#### AVAILABLE DATA

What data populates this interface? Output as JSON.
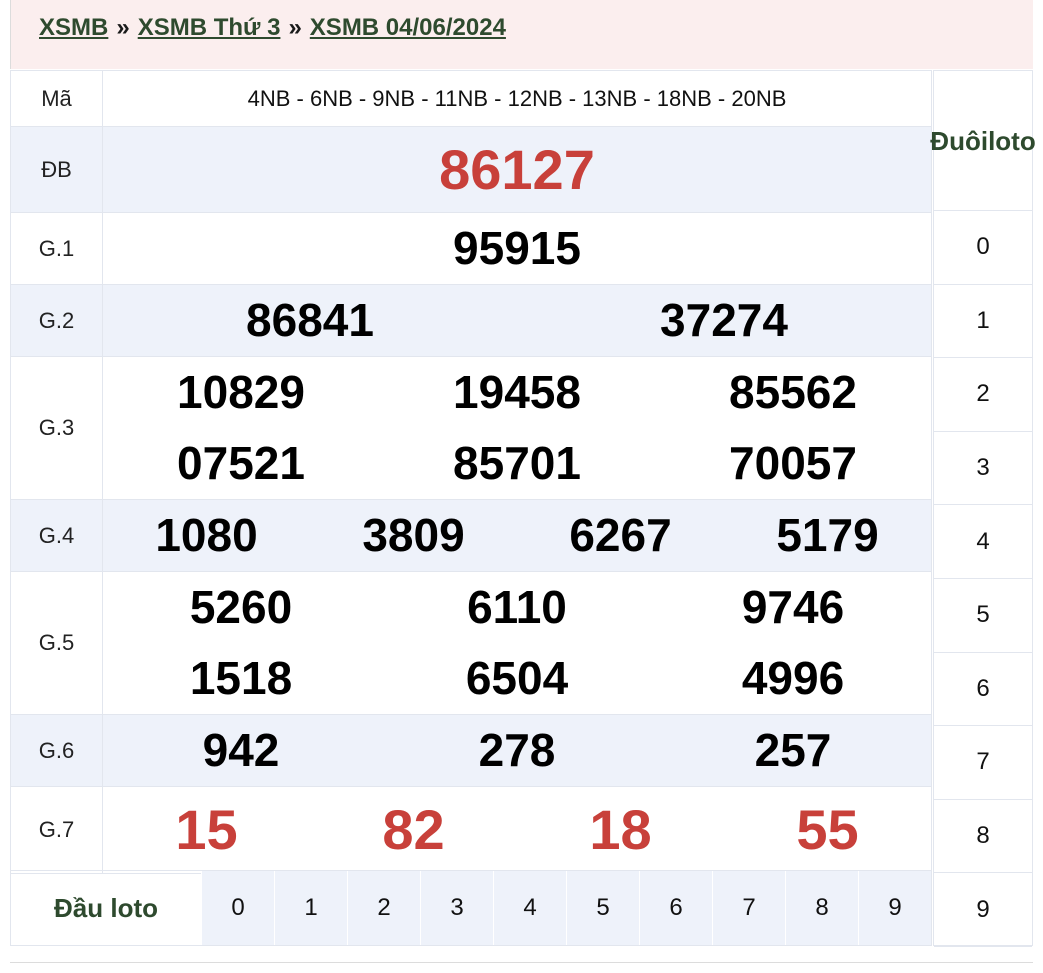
{
  "breadcrumb": {
    "items": [
      "XSMB",
      "XSMB Thứ 3",
      "XSMB 04/06/2024"
    ],
    "separator": "»"
  },
  "results": {
    "code_label": "Mã",
    "codes": "4NB - 6NB - 9NB - 11NB - 12NB - 13NB - 18NB - 20NB",
    "prizes": {
      "db": {
        "label": "ĐB",
        "numbers": [
          "86127"
        ]
      },
      "g1": {
        "label": "G.1",
        "numbers": [
          "95915"
        ]
      },
      "g2": {
        "label": "G.2",
        "numbers": [
          "86841",
          "37274"
        ]
      },
      "g3": {
        "label": "G.3",
        "numbers": [
          "10829",
          "19458",
          "85562",
          "07521",
          "85701",
          "70057"
        ]
      },
      "g4": {
        "label": "G.4",
        "numbers": [
          "1080",
          "3809",
          "6267",
          "5179"
        ]
      },
      "g5": {
        "label": "G.5",
        "numbers": [
          "5260",
          "6110",
          "9746",
          "1518",
          "6504",
          "4996"
        ]
      },
      "g6": {
        "label": "G.6",
        "numbers": [
          "942",
          "278",
          "257"
        ]
      },
      "g7": {
        "label": "G.7",
        "numbers": [
          "15",
          "82",
          "18",
          "55"
        ]
      }
    }
  },
  "dau_loto": {
    "title": "Đầu loto",
    "digits": [
      "0",
      "1",
      "2",
      "3",
      "4",
      "5",
      "6",
      "7",
      "8",
      "9"
    ]
  },
  "duoi_loto": {
    "title_line1": "Đuôi",
    "title_line2": "loto",
    "digits": [
      "0",
      "1",
      "2",
      "3",
      "4",
      "5",
      "6",
      "7",
      "8",
      "9"
    ]
  },
  "colors": {
    "accent_red": "#c8403a",
    "link_green": "#2e4a2e",
    "header_bg": "#fbeeee",
    "row_alt_bg": "#eef2fa"
  }
}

########

TASK PROMPT:
Without the pictures, copy the material exactly as given.

RESPONSE:
What data populates this interface? Output as JSON.
{
  "breadcrumb": {
    "items": [
      "XSMB",
      "XSMB Thứ 3",
      "XSMB 04/06/2024"
    ],
    "separator": "»"
  },
  "results": {
    "code_label": "Mã",
    "codes": "4NB - 6NB - 9NB - 11NB - 12NB - 13NB - 18NB - 20NB",
    "prizes": {
      "db": {
        "label": "ĐB",
        "numbers": [
          "86127"
        ]
      },
      "g1": {
        "label": "G.1",
        "numbers": [
          "95915"
        ]
      },
      "g2": {
        "label": "G.2",
        "numbers": [
          "86841",
          "37274"
        ]
      },
      "g3": {
        "label": "G.3",
        "numbers": [
          "10829",
          "19458",
          "85562",
          "07521",
          "85701",
          "70057"
        ]
      },
      "g4": {
        "label": "G.4",
        "numbers": [
          "1080",
          "3809",
          "6267",
          "5179"
        ]
      },
      "g5": {
        "label": "G.5",
        "numbers": [
          "5260",
          "6110",
          "9746",
          "1518",
          "6504",
          "4996"
        ]
      },
      "g6": {
        "label": "G.6",
        "numbers": [
          "942",
          "278",
          "257"
        ]
      },
      "g7": {
        "label": "G.7",
        "numbers": [
          "15",
          "82",
          "18",
          "55"
        ]
      }
    }
  },
  "dau_loto": {
    "title": "Đầu loto",
    "digits": [
      "0",
      "1",
      "2",
      "3",
      "4",
      "5",
      "6",
      "7",
      "8",
      "9"
    ]
  },
  "duoi_loto": {
    "title_line1": "Đuôi",
    "title_line2": "loto",
    "digits": [
      "0",
      "1",
      "2",
      "3",
      "4",
      "5",
      "6",
      "7",
      "8",
      "9"
    ]
  },
  "colors": {
    "accent_red": "#c8403a",
    "link_green": "#2e4a2e",
    "header_bg": "#fbeeee",
    "row_alt_bg": "#eef2fa"
  }
}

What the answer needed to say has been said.